▶ Your instructions:
Repeat the entries below exactly as they appear, with no pictures.

▶ Data in this exercise:
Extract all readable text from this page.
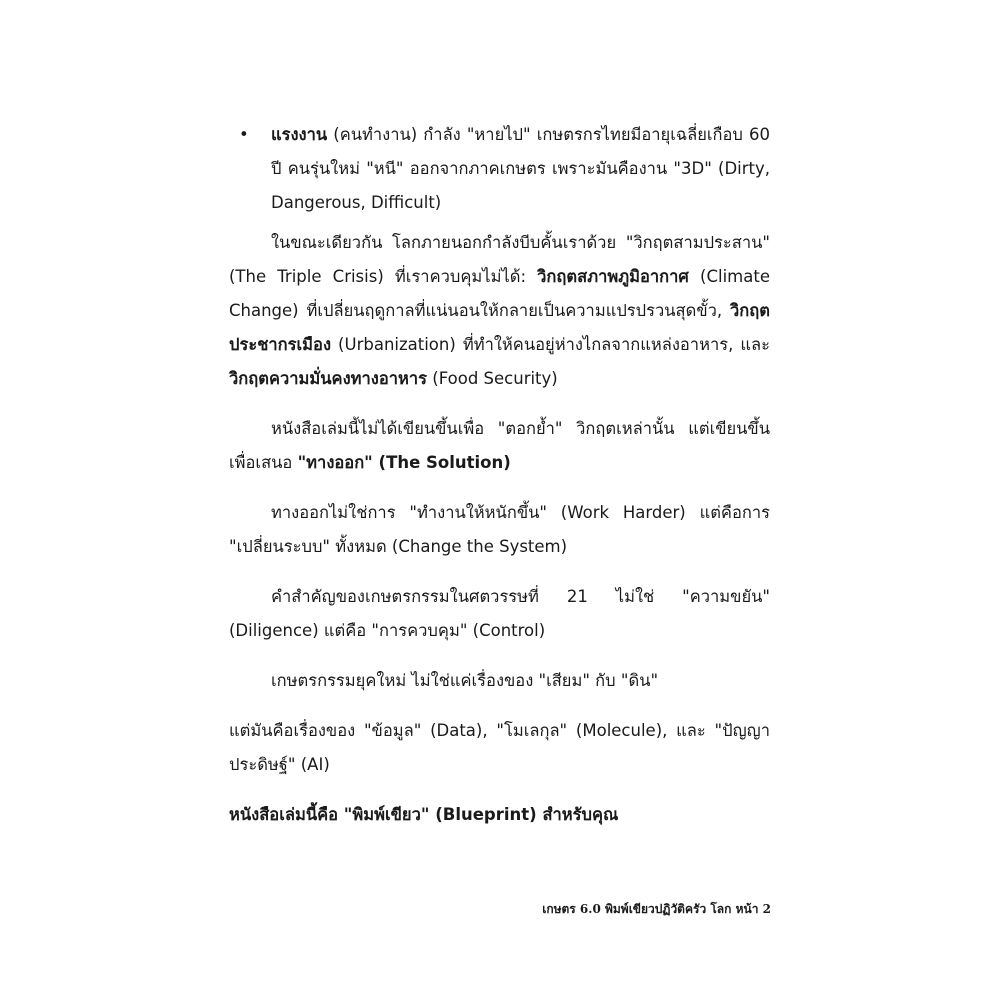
• แรงงาน (คนทำงาน) กำลัง "หายไป" เกษตรกรไทยมีอายุเฉลี่ยเกือบ 60 ปี คนรุ่นใหม่ "หนี" ออกจากภาคเกษตร เพราะมันคืองาน "3D" (Dirty, Dangerous, Difficult)

ในขณะเดียวกัน โลกภายนอกกำลังบีบคั้นเราด้วย "วิกฤตสามประสาน" (The Triple Crisis) ที่เราควบคุมไม่ได้: วิกฤตสภาพภูมิอากาศ (Climate Change) ที่เปลี่ยนฤดูกาลที่แน่นอนให้กลายเป็นความแปรปรวนสุดขั้ว, วิกฤตประชากรเมือง (Urbanization) ที่ทำให้คนอยู่ห่างไกลจากแหล่งอาหาร, และ วิกฤตความมั่นคงทางอาหาร (Food Security)

หนังสือเล่มนี้ไม่ได้เขียนขึ้นเพื่อ "ตอกย้ำ" วิกฤตเหล่านั้น แต่เขียนขึ้นเพื่อเสนอ "ทางออก" (The Solution)

ทางออกไม่ใช่การ "ทำงานให้หนักขึ้น" (Work Harder) แต่คือการ "เปลี่ยนระบบ" ทั้งหมด (Change the System)

คำสำคัญของเกษตรกรรมในศตวรรษที่ 21 ไม่ใช่ "ความขยัน" (Diligence) แต่คือ "การควบคุม" (Control)

เกษตรกรรมยุคใหม่ ไม่ใช่แค่เรื่องของ "เสียม" กับ "ดิน"

แต่มันคือเรื่องของ "ข้อมูล" (Data), "โมเลกุล" (Molecule), และ "ปัญญาประดิษฐ์" (AI)

หนังสือเล่มนี้คือ "พิมพ์เขียว" (Blueprint) สำหรับคุณ

เกษตร 6.0 พิมพ์เขียวปฏิวัติครัว โลก หน้า 2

▶ Exercise solution:
Extract all readable text from this page.
• แรงงาน (คนทำงาน) กำลัง "หายไป" เกษตรกรไทยมีอายุเฉลี่ยเกือบ 60 ปี คนรุ่นใหม่ "หนี" ออกจากภาคเกษตร เพราะมันคืองาน "3D" (Dirty, Dangerous, Difficult)

ในขณะเดียวกัน โลกภายนอกกำลังบีบคั้นเราด้วย "วิกฤตสามประสาน" (The Triple Crisis) ที่เราควบคุมไม่ได้: วิกฤตสภาพภูมิอากาศ (Climate Change) ที่เปลี่ยนฤดูกาลที่แน่นอนให้กลายเป็นความแปรปรวนสุดขั้ว, วิกฤตประชากรเมือง (Urbanization) ที่ทำให้คนอยู่ห่างไกลจากแหล่งอาหาร, และ วิกฤตความมั่นคงทางอาหาร (Food Security)

หนังสือเล่มนี้ไม่ได้เขียนขึ้นเพื่อ "ตอกย้ำ" วิกฤตเหล่านั้น แต่เขียนขึ้นเพื่อเสนอ "ทางออก" (The Solution)

ทางออกไม่ใช่การ "ทำงานให้หนักขึ้น" (Work Harder) แต่คือการ "เปลี่ยนระบบ" ทั้งหมด (Change the System)

คำสำคัญของเกษตรกรรมในศตวรรษที่ 21 ไม่ใช่ "ความขยัน" (Diligence) แต่คือ "การควบคุม" (Control)

เกษตรกรรมยุคใหม่ ไม่ใช่แค่เรื่องของ "เสียม" กับ "ดิน"

แต่มันคือเรื่องของ "ข้อมูล" (Data), "โมเลกุล" (Molecule), และ "ปัญญาประดิษฐ์" (AI)

หนังสือเล่มนี้คือ "พิมพ์เขียว" (Blueprint) สำหรับคุณ

เกษตร 6.0 พิมพ์เขียวปฏิวัติครัว โลก หน้า 2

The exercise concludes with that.